Problem statement ▸
Each line that follows is to be retyped exactly.

===============

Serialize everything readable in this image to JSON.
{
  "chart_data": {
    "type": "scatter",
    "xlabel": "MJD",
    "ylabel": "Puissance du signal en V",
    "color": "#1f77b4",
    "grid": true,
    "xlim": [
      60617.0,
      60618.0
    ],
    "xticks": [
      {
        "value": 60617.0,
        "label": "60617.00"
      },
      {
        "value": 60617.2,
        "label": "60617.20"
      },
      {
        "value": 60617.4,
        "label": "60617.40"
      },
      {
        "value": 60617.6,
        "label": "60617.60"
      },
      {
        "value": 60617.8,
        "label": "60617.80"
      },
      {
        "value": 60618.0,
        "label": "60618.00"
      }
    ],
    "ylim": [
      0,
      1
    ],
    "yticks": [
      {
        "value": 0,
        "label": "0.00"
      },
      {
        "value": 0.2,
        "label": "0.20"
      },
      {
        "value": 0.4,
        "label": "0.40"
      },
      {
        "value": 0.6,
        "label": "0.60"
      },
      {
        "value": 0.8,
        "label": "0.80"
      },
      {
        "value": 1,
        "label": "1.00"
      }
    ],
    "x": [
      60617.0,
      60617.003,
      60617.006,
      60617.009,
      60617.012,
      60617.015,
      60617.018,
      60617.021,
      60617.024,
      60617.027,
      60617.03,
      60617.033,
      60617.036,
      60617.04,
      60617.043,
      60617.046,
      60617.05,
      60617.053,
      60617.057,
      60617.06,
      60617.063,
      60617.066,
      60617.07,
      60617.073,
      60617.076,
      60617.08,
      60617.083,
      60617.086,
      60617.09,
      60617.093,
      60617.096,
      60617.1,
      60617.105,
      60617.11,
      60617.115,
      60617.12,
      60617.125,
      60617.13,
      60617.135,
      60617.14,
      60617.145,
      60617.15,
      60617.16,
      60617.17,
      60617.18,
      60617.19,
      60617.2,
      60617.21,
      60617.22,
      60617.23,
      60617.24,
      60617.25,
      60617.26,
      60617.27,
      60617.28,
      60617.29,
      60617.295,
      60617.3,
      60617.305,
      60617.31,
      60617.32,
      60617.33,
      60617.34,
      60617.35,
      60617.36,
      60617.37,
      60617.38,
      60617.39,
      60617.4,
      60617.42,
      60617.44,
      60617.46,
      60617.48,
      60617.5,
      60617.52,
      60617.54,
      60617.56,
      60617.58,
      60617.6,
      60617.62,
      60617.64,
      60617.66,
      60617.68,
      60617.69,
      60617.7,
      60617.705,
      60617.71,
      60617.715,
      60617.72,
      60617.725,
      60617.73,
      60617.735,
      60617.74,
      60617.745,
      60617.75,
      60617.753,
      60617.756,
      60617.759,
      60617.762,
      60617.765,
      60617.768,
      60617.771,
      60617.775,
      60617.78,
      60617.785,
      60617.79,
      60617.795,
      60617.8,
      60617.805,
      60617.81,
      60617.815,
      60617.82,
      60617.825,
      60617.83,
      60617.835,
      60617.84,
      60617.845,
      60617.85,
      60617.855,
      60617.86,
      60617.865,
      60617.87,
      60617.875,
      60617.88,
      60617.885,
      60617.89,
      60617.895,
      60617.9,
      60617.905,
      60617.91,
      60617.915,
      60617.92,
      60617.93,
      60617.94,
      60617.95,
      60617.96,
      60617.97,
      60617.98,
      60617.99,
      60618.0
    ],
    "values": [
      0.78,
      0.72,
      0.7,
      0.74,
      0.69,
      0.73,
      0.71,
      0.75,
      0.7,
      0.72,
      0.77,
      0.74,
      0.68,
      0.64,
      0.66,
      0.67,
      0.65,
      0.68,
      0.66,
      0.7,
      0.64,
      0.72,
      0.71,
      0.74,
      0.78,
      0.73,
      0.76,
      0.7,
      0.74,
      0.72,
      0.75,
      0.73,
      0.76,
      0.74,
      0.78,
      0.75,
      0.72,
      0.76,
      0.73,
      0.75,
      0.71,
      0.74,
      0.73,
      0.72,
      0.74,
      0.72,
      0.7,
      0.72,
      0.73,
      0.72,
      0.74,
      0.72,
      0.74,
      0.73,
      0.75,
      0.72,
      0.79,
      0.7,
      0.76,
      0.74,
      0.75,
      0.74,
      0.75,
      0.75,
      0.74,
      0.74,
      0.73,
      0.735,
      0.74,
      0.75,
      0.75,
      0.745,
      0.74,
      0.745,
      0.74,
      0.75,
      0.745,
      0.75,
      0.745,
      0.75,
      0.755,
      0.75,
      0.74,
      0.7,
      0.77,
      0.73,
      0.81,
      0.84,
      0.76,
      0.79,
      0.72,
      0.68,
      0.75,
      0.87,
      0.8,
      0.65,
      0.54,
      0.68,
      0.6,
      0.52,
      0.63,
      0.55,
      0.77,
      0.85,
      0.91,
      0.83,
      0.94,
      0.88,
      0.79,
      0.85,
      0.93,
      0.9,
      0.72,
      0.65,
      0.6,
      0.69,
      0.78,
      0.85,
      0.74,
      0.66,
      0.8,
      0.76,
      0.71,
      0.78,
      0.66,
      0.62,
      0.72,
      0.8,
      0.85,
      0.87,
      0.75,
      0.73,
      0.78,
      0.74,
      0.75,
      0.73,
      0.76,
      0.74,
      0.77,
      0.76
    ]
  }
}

===============

Task result ▸
Serialize everything readable in this image to JSON.
{
  "chart_data": {
    "type": "scatter",
    "xlabel": "MJD",
    "ylabel": "Puissance du signal en V",
    "color": "#1f77b4",
    "grid": true,
    "xlim": [
      60617.0,
      60618.0
    ],
    "xticks": [
      {
        "value": 60617.0,
        "label": "60617.00"
      },
      {
        "value": 60617.2,
        "label": "60617.20"
      },
      {
        "value": 60617.4,
        "label": "60617.40"
      },
      {
        "value": 60617.6,
        "label": "60617.60"
      },
      {
        "value": 60617.8,
        "label": "60617.80"
      },
      {
        "value": 60618.0,
        "label": "60618.00"
      }
    ],
    "ylim": [
      0,
      1
    ],
    "yticks": [
      {
        "value": 0,
        "label": "0.00"
      },
      {
        "value": 0.2,
        "label": "0.20"
      },
      {
        "value": 0.4,
        "label": "0.40"
      },
      {
        "value": 0.6,
        "label": "0.60"
      },
      {
        "value": 0.8,
        "label": "0.80"
      },
      {
        "value": 1,
        "label": "1.00"
      }
    ],
    "x": [
      60617.0,
      60617.003,
      60617.006,
      60617.009,
      60617.012,
      60617.015,
      60617.018,
      60617.021,
      60617.024,
      60617.027,
      60617.03,
      60617.033,
      60617.036,
      60617.04,
      60617.043,
      60617.046,
      60617.05,
      60617.053,
      60617.057,
      60617.06,
      60617.063,
      60617.066,
      60617.07,
      60617.073,
      60617.076,
      60617.08,
      60617.083,
      60617.086,
      60617.09,
      60617.093,
      60617.096,
      60617.1,
      60617.105,
      60617.11,
      60617.115,
      60617.12,
      60617.125,
      60617.13,
      60617.135,
      60617.14,
      60617.145,
      60617.15,
      60617.16,
      60617.17,
      60617.18,
      60617.19,
      60617.2,
      60617.21,
      60617.22,
      60617.23,
      60617.24,
      60617.25,
      60617.26,
      60617.27,
      60617.28,
      60617.29,
      60617.295,
      60617.3,
      60617.305,
      60617.31,
      60617.32,
      60617.33,
      60617.34,
      60617.35,
      60617.36,
      60617.37,
      60617.38,
      60617.39,
      60617.4,
      60617.42,
      60617.44,
      60617.46,
      60617.48,
      60617.5,
      60617.52,
      60617.54,
      60617.56,
      60617.58,
      60617.6,
      60617.62,
      60617.64,
      60617.66,
      60617.68,
      60617.69,
      60617.7,
      60617.705,
      60617.71,
      60617.715,
      60617.72,
      60617.725,
      60617.73,
      60617.735,
      60617.74,
      60617.745,
      60617.75,
      60617.753,
      60617.756,
      60617.759,
      60617.762,
      60617.765,
      60617.768,
      60617.771,
      60617.775,
      60617.78,
      60617.785,
      60617.79,
      60617.795,
      60617.8,
      60617.805,
      60617.81,
      60617.815,
      60617.82,
      60617.825,
      60617.83,
      60617.835,
      60617.84,
      60617.845,
      60617.85,
      60617.855,
      60617.86,
      60617.865,
      60617.87,
      60617.875,
      60617.88,
      60617.885,
      60617.89,
      60617.895,
      60617.9,
      60617.905,
      60617.91,
      60617.915,
      60617.92,
      60617.93,
      60617.94,
      60617.95,
      60617.96,
      60617.97,
      60617.98,
      60617.99,
      60618.0
    ],
    "values": [
      0.78,
      0.72,
      0.7,
      0.74,
      0.69,
      0.73,
      0.71,
      0.75,
      0.7,
      0.72,
      0.77,
      0.74,
      0.68,
      0.64,
      0.66,
      0.67,
      0.65,
      0.68,
      0.66,
      0.7,
      0.64,
      0.72,
      0.71,
      0.74,
      0.78,
      0.73,
      0.76,
      0.7,
      0.74,
      0.72,
      0.75,
      0.73,
      0.76,
      0.74,
      0.78,
      0.75,
      0.72,
      0.76,
      0.73,
      0.75,
      0.71,
      0.74,
      0.73,
      0.72,
      0.74,
      0.72,
      0.7,
      0.72,
      0.73,
      0.72,
      0.74,
      0.72,
      0.74,
      0.73,
      0.75,
      0.72,
      0.79,
      0.7,
      0.76,
      0.74,
      0.75,
      0.74,
      0.75,
      0.75,
      0.74,
      0.74,
      0.73,
      0.735,
      0.74,
      0.75,
      0.75,
      0.745,
      0.74,
      0.745,
      0.74,
      0.75,
      0.745,
      0.75,
      0.745,
      0.75,
      0.755,
      0.75,
      0.74,
      0.7,
      0.77,
      0.73,
      0.81,
      0.84,
      0.76,
      0.79,
      0.72,
      0.68,
      0.75,
      0.87,
      0.8,
      0.65,
      0.54,
      0.68,
      0.6,
      0.52,
      0.63,
      0.55,
      0.77,
      0.85,
      0.91,
      0.83,
      0.94,
      0.88,
      0.79,
      0.85,
      0.93,
      0.9,
      0.72,
      0.65,
      0.6,
      0.69,
      0.78,
      0.85,
      0.74,
      0.66,
      0.8,
      0.76,
      0.71,
      0.78,
      0.66,
      0.62,
      0.72,
      0.8,
      0.85,
      0.87,
      0.75,
      0.73,
      0.78,
      0.74,
      0.75,
      0.73,
      0.76,
      0.74,
      0.77,
      0.76
    ]
  }
}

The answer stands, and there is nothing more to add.